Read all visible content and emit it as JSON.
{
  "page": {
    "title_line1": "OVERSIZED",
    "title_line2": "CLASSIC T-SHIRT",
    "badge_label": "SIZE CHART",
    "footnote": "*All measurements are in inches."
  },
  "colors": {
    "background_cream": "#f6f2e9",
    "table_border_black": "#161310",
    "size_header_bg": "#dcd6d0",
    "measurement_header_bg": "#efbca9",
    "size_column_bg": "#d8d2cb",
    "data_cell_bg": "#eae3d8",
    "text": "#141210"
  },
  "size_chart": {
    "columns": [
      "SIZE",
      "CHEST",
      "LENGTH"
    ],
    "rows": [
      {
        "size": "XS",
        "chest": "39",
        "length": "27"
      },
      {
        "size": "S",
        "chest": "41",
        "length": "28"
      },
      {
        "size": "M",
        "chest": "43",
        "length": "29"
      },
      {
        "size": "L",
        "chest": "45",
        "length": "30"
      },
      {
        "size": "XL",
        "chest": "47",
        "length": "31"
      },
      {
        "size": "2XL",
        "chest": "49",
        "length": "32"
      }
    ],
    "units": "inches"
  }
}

**Requirements:**
Each entry above needs to be retyped exactly.

**Response:**
Read all visible content and emit it as JSON.
{
  "page": {
    "title_line1": "OVERSIZED",
    "title_line2": "CLASSIC T-SHIRT",
    "badge_label": "SIZE CHART",
    "footnote": "*All measurements are in inches."
  },
  "colors": {
    "background_cream": "#f6f2e9",
    "table_border_black": "#161310",
    "size_header_bg": "#dcd6d0",
    "measurement_header_bg": "#efbca9",
    "size_column_bg": "#d8d2cb",
    "data_cell_bg": "#eae3d8",
    "text": "#141210"
  },
  "size_chart": {
    "columns": [
      "SIZE",
      "CHEST",
      "LENGTH"
    ],
    "rows": [
      {
        "size": "XS",
        "chest": "39",
        "length": "27"
      },
      {
        "size": "S",
        "chest": "41",
        "length": "28"
      },
      {
        "size": "M",
        "chest": "43",
        "length": "29"
      },
      {
        "size": "L",
        "chest": "45",
        "length": "30"
      },
      {
        "size": "XL",
        "chest": "47",
        "length": "31"
      },
      {
        "size": "2XL",
        "chest": "49",
        "length": "32"
      }
    ],
    "units": "inches"
  }
}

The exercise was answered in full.